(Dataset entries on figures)
◇ ◇ ◇ ◇ ◇

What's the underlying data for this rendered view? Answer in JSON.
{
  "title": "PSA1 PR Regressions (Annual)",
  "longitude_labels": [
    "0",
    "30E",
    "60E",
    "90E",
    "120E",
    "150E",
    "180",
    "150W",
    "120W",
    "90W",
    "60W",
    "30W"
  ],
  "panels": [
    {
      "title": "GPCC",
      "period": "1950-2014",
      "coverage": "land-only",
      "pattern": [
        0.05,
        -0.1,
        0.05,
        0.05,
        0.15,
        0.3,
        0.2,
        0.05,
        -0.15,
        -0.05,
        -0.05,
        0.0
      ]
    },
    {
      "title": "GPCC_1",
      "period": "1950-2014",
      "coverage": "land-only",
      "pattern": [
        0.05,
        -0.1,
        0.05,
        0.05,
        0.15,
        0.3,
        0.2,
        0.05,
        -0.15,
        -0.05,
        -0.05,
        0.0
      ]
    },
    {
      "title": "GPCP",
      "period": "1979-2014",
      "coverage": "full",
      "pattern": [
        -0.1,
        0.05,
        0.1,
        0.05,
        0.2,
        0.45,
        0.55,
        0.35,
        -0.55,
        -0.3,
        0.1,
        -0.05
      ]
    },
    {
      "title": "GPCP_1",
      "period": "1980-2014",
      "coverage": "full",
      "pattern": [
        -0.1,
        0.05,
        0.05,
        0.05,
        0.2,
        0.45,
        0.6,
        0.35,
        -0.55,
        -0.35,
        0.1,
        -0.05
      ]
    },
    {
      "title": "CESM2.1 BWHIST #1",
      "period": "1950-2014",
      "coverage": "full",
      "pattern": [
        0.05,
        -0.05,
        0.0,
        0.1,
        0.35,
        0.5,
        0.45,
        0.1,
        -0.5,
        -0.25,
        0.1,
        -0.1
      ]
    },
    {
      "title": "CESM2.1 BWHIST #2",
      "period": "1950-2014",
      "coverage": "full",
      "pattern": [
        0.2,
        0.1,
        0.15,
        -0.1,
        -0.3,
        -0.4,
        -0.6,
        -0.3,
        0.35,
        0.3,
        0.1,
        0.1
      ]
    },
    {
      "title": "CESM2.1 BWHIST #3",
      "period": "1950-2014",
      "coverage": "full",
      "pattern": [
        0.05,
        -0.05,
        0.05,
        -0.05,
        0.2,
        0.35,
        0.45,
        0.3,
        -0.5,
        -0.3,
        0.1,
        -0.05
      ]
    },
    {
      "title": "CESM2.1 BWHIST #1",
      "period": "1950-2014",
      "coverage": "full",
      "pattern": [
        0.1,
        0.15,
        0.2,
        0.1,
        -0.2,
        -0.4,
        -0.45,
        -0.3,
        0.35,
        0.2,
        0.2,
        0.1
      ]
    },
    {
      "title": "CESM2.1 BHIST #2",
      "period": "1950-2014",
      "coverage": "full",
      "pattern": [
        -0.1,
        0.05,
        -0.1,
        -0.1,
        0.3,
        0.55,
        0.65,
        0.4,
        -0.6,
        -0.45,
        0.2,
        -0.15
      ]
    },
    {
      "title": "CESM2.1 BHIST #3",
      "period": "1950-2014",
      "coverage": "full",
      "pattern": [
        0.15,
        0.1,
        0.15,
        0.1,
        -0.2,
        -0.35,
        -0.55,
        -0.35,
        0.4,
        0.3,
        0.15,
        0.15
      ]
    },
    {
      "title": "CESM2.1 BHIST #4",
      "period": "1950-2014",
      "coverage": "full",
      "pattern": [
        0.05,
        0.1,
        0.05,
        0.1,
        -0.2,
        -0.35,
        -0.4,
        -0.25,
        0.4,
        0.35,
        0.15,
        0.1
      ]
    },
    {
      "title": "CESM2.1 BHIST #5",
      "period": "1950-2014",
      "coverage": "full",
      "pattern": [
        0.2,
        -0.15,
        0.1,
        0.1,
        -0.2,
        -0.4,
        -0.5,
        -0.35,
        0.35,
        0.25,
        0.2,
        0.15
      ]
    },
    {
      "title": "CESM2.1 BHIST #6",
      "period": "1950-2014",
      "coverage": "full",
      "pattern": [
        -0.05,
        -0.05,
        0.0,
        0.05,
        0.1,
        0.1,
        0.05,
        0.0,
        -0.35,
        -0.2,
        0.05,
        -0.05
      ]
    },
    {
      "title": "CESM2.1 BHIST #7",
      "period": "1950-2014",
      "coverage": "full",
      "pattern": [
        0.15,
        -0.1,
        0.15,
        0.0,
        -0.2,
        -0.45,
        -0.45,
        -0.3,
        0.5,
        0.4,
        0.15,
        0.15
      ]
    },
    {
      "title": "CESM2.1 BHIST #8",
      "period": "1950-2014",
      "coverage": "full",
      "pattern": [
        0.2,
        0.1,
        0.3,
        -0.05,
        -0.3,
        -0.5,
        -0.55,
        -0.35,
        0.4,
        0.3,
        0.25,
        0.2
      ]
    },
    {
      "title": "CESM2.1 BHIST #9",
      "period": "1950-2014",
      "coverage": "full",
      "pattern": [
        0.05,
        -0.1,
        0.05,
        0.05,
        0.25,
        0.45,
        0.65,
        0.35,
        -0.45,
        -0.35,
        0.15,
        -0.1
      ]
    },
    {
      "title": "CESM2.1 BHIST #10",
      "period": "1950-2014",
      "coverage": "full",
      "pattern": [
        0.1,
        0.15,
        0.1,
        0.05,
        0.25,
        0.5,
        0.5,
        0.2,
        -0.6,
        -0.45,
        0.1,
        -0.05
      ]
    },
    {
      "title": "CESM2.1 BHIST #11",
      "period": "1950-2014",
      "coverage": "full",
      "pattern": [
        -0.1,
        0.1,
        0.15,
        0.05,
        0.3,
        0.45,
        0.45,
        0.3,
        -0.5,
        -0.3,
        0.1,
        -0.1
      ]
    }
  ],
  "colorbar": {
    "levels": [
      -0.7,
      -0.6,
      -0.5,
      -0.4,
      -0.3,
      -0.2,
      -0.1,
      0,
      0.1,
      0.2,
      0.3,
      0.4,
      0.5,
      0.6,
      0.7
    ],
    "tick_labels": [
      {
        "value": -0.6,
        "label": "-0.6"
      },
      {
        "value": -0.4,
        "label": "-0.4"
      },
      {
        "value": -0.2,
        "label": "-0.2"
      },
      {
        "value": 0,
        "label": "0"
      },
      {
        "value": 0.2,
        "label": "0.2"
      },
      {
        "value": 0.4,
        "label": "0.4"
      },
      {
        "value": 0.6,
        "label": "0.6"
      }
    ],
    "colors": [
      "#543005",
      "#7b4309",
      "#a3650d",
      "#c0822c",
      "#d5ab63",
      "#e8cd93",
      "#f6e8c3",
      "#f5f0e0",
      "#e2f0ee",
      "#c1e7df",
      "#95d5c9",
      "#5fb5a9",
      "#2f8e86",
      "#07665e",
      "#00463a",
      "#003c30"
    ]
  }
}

◇ ◇ ◇ ◇ ◇

■ GOAL: Find every line in the records above that contains the word "value", and copy each one.

■ COMPLETED EXERCISE:
        "value": -0.6,
        "value": -0.4,
        "value": -0.2,
        "value": 0,
        "value": 0.2,
        "value": 0.4,
        "value": 0.6,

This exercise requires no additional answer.